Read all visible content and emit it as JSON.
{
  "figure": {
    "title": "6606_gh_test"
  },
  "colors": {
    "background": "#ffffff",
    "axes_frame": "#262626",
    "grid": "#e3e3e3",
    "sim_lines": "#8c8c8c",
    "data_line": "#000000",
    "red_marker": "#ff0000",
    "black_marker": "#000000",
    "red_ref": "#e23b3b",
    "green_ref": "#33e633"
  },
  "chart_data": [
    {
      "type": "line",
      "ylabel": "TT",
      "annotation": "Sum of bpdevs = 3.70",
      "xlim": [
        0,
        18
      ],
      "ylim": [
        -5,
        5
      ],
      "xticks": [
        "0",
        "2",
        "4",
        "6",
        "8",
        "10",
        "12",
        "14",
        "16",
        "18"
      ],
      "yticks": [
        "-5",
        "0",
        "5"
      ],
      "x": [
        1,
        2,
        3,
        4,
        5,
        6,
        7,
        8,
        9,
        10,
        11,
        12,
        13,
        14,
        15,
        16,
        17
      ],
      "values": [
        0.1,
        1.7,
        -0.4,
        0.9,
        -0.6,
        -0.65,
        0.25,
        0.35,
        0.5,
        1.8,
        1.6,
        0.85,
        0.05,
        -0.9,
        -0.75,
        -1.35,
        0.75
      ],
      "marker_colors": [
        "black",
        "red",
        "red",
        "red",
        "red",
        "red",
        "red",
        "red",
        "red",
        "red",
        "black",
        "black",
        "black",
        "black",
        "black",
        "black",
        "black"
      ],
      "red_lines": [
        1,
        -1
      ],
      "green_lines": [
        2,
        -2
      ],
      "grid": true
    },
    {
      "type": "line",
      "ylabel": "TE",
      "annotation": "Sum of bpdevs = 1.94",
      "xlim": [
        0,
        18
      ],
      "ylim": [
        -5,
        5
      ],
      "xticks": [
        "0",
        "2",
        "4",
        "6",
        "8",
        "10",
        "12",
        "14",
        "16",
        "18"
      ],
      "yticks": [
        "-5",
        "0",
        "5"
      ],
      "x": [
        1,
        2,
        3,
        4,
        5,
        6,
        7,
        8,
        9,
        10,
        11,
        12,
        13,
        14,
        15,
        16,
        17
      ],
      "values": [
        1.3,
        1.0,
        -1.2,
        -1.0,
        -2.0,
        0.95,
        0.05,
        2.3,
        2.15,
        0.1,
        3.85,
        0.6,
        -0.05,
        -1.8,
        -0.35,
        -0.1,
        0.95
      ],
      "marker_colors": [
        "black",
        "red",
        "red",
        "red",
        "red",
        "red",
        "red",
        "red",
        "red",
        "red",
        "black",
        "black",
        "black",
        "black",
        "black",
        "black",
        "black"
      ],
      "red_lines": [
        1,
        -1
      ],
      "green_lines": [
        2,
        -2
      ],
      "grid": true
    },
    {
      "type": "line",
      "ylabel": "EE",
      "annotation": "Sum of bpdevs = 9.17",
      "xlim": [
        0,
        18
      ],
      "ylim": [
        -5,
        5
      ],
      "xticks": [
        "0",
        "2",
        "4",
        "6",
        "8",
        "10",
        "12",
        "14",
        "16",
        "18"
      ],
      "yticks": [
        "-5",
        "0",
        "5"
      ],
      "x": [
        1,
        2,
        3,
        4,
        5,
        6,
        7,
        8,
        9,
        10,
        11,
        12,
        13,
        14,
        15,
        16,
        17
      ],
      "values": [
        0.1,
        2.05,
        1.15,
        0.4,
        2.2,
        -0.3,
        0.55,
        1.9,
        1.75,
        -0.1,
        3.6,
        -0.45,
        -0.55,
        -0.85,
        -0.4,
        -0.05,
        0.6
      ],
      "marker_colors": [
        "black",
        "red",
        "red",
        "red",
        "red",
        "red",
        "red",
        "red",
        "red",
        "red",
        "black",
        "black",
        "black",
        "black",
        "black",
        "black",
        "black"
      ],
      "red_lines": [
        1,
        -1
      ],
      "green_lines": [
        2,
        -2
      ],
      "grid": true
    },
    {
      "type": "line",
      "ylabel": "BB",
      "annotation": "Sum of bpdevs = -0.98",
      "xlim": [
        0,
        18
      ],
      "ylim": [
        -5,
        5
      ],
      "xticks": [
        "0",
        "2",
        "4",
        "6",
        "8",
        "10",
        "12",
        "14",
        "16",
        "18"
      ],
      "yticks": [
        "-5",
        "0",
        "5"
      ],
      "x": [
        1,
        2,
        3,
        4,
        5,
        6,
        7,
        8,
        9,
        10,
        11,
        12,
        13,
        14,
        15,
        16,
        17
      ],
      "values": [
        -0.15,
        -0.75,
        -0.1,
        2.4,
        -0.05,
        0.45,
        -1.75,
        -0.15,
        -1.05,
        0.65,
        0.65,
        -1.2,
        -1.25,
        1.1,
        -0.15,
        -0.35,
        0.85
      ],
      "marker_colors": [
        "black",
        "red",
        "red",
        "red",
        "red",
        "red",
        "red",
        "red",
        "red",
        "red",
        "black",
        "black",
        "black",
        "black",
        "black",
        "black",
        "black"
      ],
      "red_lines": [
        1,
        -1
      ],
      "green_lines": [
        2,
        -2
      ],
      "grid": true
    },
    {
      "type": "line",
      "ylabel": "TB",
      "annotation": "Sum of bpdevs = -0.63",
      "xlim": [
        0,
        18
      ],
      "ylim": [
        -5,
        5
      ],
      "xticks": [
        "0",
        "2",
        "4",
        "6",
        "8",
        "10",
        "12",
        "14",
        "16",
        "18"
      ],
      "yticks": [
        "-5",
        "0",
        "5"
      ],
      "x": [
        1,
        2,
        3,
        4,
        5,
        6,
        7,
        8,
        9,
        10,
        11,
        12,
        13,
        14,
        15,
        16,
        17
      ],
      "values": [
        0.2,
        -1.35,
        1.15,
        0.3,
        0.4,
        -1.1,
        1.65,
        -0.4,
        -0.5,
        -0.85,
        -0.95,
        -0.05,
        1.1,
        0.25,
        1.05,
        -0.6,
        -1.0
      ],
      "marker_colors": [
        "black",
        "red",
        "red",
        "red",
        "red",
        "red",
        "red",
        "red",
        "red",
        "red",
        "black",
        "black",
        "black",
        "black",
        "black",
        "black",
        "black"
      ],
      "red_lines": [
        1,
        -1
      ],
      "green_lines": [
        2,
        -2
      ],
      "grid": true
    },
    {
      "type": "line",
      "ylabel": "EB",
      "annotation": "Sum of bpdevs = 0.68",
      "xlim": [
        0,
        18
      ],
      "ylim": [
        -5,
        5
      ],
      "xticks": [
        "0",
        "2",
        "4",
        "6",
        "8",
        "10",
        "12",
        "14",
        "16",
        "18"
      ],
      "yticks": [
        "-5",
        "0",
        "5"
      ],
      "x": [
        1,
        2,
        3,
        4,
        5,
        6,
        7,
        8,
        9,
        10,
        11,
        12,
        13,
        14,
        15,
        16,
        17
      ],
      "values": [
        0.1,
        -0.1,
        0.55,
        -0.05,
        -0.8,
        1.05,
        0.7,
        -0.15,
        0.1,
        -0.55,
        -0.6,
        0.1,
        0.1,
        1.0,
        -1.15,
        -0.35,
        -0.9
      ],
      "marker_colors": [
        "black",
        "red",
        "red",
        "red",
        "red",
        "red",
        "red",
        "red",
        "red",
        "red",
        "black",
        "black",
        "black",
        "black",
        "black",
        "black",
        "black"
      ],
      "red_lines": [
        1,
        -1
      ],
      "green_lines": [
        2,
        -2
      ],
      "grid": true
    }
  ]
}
_ _ _ _ _ _ _
DIRECTIVE: Output all preceding records character for character.

SOLUTION TO THIS TASK:
Read all visible content and emit it as JSON.
{
  "figure": {
    "title": "6606_gh_test"
  },
  "colors": {
    "background": "#ffffff",
    "axes_frame": "#262626",
    "grid": "#e3e3e3",
    "sim_lines": "#8c8c8c",
    "data_line": "#000000",
    "red_marker": "#ff0000",
    "black_marker": "#000000",
    "red_ref": "#e23b3b",
    "green_ref": "#33e633"
  },
  "chart_data": [
    {
      "type": "line",
      "ylabel": "TT",
      "annotation": "Sum of bpdevs = 3.70",
      "xlim": [
        0,
        18
      ],
      "ylim": [
        -5,
        5
      ],
      "xticks": [
        "0",
        "2",
        "4",
        "6",
        "8",
        "10",
        "12",
        "14",
        "16",
        "18"
      ],
      "yticks": [
        "-5",
        "0",
        "5"
      ],
      "x": [
        1,
        2,
        3,
        4,
        5,
        6,
        7,
        8,
        9,
        10,
        11,
        12,
        13,
        14,
        15,
        16,
        17
      ],
      "values": [
        0.1,
        1.7,
        -0.4,
        0.9,
        -0.6,
        -0.65,
        0.25,
        0.35,
        0.5,
        1.8,
        1.6,
        0.85,
        0.05,
        -0.9,
        -0.75,
        -1.35,
        0.75
      ],
      "marker_colors": [
        "black",
        "red",
        "red",
        "red",
        "red",
        "red",
        "red",
        "red",
        "red",
        "red",
        "black",
        "black",
        "black",
        "black",
        "black",
        "black",
        "black"
      ],
      "red_lines": [
        1,
        -1
      ],
      "green_lines": [
        2,
        -2
      ],
      "grid": true
    },
    {
      "type": "line",
      "ylabel": "TE",
      "annotation": "Sum of bpdevs = 1.94",
      "xlim": [
        0,
        18
      ],
      "ylim": [
        -5,
        5
      ],
      "xticks": [
        "0",
        "2",
        "4",
        "6",
        "8",
        "10",
        "12",
        "14",
        "16",
        "18"
      ],
      "yticks": [
        "-5",
        "0",
        "5"
      ],
      "x": [
        1,
        2,
        3,
        4,
        5,
        6,
        7,
        8,
        9,
        10,
        11,
        12,
        13,
        14,
        15,
        16,
        17
      ],
      "values": [
        1.3,
        1.0,
        -1.2,
        -1.0,
        -2.0,
        0.95,
        0.05,
        2.3,
        2.15,
        0.1,
        3.85,
        0.6,
        -0.05,
        -1.8,
        -0.35,
        -0.1,
        0.95
      ],
      "marker_colors": [
        "black",
        "red",
        "red",
        "red",
        "red",
        "red",
        "red",
        "red",
        "red",
        "red",
        "black",
        "black",
        "black",
        "black",
        "black",
        "black",
        "black"
      ],
      "red_lines": [
        1,
        -1
      ],
      "green_lines": [
        2,
        -2
      ],
      "grid": true
    },
    {
      "type": "line",
      "ylabel": "EE",
      "annotation": "Sum of bpdevs = 9.17",
      "xlim": [
        0,
        18
      ],
      "ylim": [
        -5,
        5
      ],
      "xticks": [
        "0",
        "2",
        "4",
        "6",
        "8",
        "10",
        "12",
        "14",
        "16",
        "18"
      ],
      "yticks": [
        "-5",
        "0",
        "5"
      ],
      "x": [
        1,
        2,
        3,
        4,
        5,
        6,
        7,
        8,
        9,
        10,
        11,
        12,
        13,
        14,
        15,
        16,
        17
      ],
      "values": [
        0.1,
        2.05,
        1.15,
        0.4,
        2.2,
        -0.3,
        0.55,
        1.9,
        1.75,
        -0.1,
        3.6,
        -0.45,
        -0.55,
        -0.85,
        -0.4,
        -0.05,
        0.6
      ],
      "marker_colors": [
        "black",
        "red",
        "red",
        "red",
        "red",
        "red",
        "red",
        "red",
        "red",
        "red",
        "black",
        "black",
        "black",
        "black",
        "black",
        "black",
        "black"
      ],
      "red_lines": [
        1,
        -1
      ],
      "green_lines": [
        2,
        -2
      ],
      "grid": true
    },
    {
      "type": "line",
      "ylabel": "BB",
      "annotation": "Sum of bpdevs = -0.98",
      "xlim": [
        0,
        18
      ],
      "ylim": [
        -5,
        5
      ],
      "xticks": [
        "0",
        "2",
        "4",
        "6",
        "8",
        "10",
        "12",
        "14",
        "16",
        "18"
      ],
      "yticks": [
        "-5",
        "0",
        "5"
      ],
      "x": [
        1,
        2,
        3,
        4,
        5,
        6,
        7,
        8,
        9,
        10,
        11,
        12,
        13,
        14,
        15,
        16,
        17
      ],
      "values": [
        -0.15,
        -0.75,
        -0.1,
        2.4,
        -0.05,
        0.45,
        -1.75,
        -0.15,
        -1.05,
        0.65,
        0.65,
        -1.2,
        -1.25,
        1.1,
        -0.15,
        -0.35,
        0.85
      ],
      "marker_colors": [
        "black",
        "red",
        "red",
        "red",
        "red",
        "red",
        "red",
        "red",
        "red",
        "red",
        "black",
        "black",
        "black",
        "black",
        "black",
        "black",
        "black"
      ],
      "red_lines": [
        1,
        -1
      ],
      "green_lines": [
        2,
        -2
      ],
      "grid": true
    },
    {
      "type": "line",
      "ylabel": "TB",
      "annotation": "Sum of bpdevs = -0.63",
      "xlim": [
        0,
        18
      ],
      "ylim": [
        -5,
        5
      ],
      "xticks": [
        "0",
        "2",
        "4",
        "6",
        "8",
        "10",
        "12",
        "14",
        "16",
        "18"
      ],
      "yticks": [
        "-5",
        "0",
        "5"
      ],
      "x": [
        1,
        2,
        3,
        4,
        5,
        6,
        7,
        8,
        9,
        10,
        11,
        12,
        13,
        14,
        15,
        16,
        17
      ],
      "values": [
        0.2,
        -1.35,
        1.15,
        0.3,
        0.4,
        -1.1,
        1.65,
        -0.4,
        -0.5,
        -0.85,
        -0.95,
        -0.05,
        1.1,
        0.25,
        1.05,
        -0.6,
        -1.0
      ],
      "marker_colors": [
        "black",
        "red",
        "red",
        "red",
        "red",
        "red",
        "red",
        "red",
        "red",
        "red",
        "black",
        "black",
        "black",
        "black",
        "black",
        "black",
        "black"
      ],
      "red_lines": [
        1,
        -1
      ],
      "green_lines": [
        2,
        -2
      ],
      "grid": true
    },
    {
      "type": "line",
      "ylabel": "EB",
      "annotation": "Sum of bpdevs = 0.68",
      "xlim": [
        0,
        18
      ],
      "ylim": [
        -5,
        5
      ],
      "xticks": [
        "0",
        "2",
        "4",
        "6",
        "8",
        "10",
        "12",
        "14",
        "16",
        "18"
      ],
      "yticks": [
        "-5",
        "0",
        "5"
      ],
      "x": [
        1,
        2,
        3,
        4,
        5,
        6,
        7,
        8,
        9,
        10,
        11,
        12,
        13,
        14,
        15,
        16,
        17
      ],
      "values": [
        0.1,
        -0.1,
        0.55,
        -0.05,
        -0.8,
        1.05,
        0.7,
        -0.15,
        0.1,
        -0.55,
        -0.6,
        0.1,
        0.1,
        1.0,
        -1.15,
        -0.35,
        -0.9
      ],
      "marker_colors": [
        "black",
        "red",
        "red",
        "red",
        "red",
        "red",
        "red",
        "red",
        "red",
        "red",
        "black",
        "black",
        "black",
        "black",
        "black",
        "black",
        "black"
      ],
      "red_lines": [
        1,
        -1
      ],
      "green_lines": [
        2,
        -2
      ],
      "grid": true
    }
  ]
}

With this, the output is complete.